### PROMPT
Identify the lines containing the word "this". Copy each one.

### DATA SECTION
^^^^

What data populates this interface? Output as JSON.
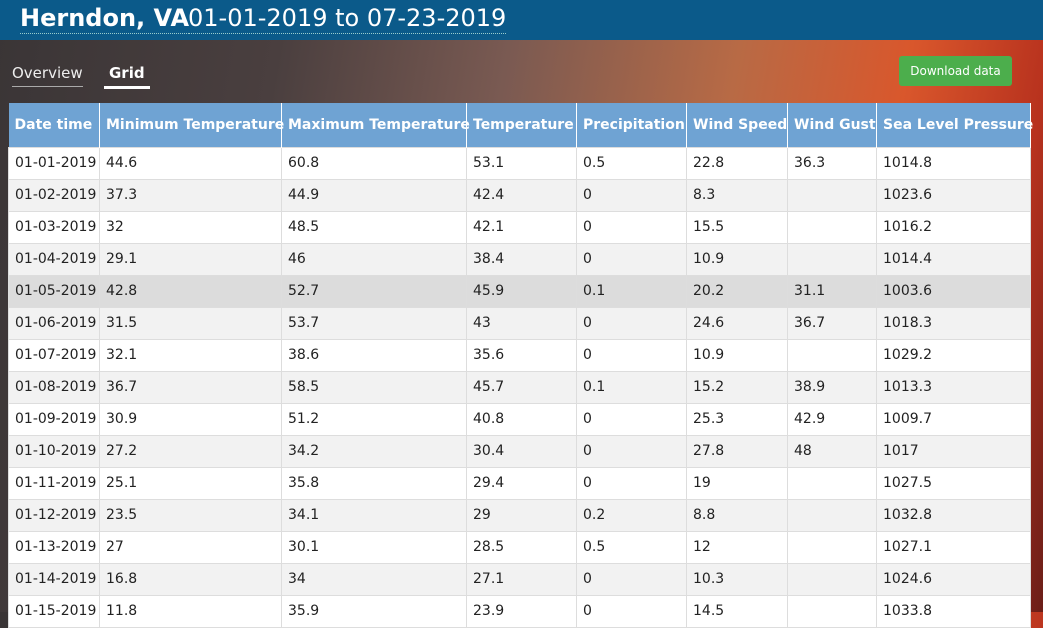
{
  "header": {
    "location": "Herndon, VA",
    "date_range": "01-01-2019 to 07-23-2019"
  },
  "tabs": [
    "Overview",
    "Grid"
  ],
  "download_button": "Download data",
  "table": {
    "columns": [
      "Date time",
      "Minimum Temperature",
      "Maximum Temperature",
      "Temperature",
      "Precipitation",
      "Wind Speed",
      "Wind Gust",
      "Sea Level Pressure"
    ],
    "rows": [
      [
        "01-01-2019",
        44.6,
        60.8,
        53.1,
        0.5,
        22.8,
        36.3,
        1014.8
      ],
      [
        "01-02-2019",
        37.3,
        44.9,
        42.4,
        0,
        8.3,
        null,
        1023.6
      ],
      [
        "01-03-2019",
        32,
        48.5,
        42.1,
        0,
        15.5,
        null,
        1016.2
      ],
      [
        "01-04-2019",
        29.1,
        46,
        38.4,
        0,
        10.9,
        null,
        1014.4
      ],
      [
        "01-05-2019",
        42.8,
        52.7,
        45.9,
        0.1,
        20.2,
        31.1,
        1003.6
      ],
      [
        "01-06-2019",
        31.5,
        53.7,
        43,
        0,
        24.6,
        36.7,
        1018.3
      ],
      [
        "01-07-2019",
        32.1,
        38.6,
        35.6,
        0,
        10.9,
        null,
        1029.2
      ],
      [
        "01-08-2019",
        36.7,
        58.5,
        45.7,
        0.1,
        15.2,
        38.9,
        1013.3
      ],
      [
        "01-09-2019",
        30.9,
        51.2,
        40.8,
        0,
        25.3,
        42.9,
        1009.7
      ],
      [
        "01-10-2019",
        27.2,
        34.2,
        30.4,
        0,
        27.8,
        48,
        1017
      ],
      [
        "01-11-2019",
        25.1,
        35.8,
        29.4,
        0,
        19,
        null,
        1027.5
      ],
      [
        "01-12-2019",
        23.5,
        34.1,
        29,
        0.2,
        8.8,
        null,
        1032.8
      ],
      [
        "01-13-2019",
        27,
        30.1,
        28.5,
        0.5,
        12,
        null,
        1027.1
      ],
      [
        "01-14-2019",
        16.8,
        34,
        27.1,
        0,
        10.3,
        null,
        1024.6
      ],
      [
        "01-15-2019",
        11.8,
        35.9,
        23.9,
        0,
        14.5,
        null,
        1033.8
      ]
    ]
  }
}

^^^^

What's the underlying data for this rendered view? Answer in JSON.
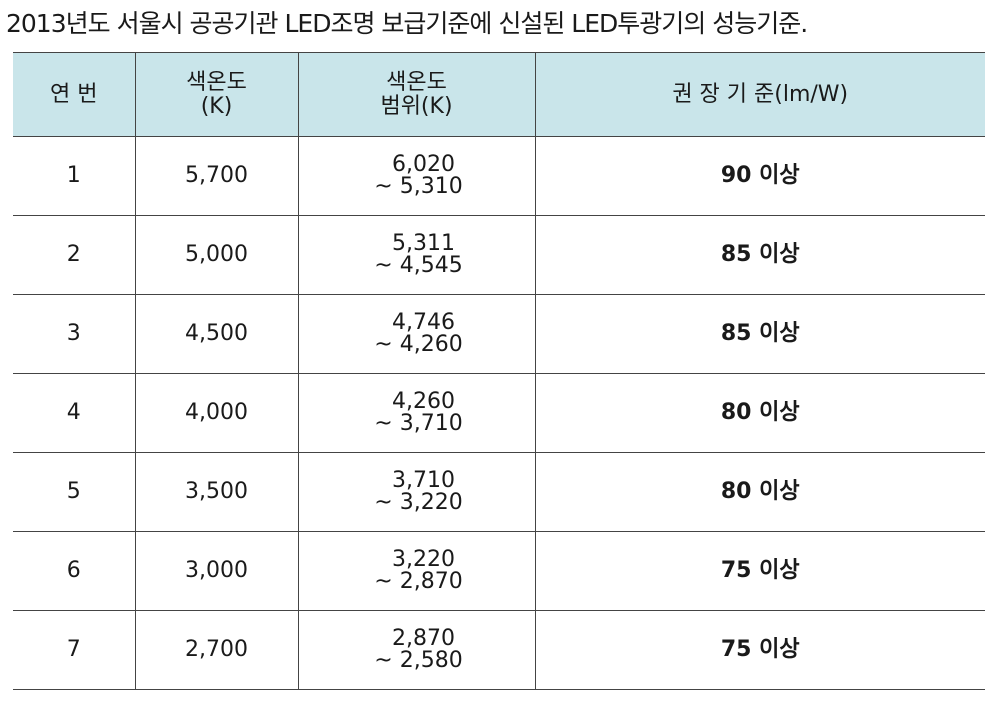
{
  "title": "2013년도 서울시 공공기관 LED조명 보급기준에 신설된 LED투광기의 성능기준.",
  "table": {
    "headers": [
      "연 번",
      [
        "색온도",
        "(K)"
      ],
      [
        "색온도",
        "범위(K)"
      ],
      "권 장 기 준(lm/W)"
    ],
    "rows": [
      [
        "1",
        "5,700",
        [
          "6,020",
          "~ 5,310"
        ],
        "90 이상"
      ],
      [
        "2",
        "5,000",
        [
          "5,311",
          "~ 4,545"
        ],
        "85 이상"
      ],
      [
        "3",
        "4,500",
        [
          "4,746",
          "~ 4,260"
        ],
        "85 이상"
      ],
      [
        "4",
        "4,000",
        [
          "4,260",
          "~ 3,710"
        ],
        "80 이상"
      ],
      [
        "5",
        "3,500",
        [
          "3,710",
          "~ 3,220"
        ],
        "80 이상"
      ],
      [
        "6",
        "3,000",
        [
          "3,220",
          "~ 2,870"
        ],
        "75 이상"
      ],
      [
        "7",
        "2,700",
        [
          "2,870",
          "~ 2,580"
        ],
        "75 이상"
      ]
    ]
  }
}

^^^^

### WRITTEN RESPONSE
What data populates this interface? Output as JSON.
What's the underlying data for this rendered view? Answer in JSON.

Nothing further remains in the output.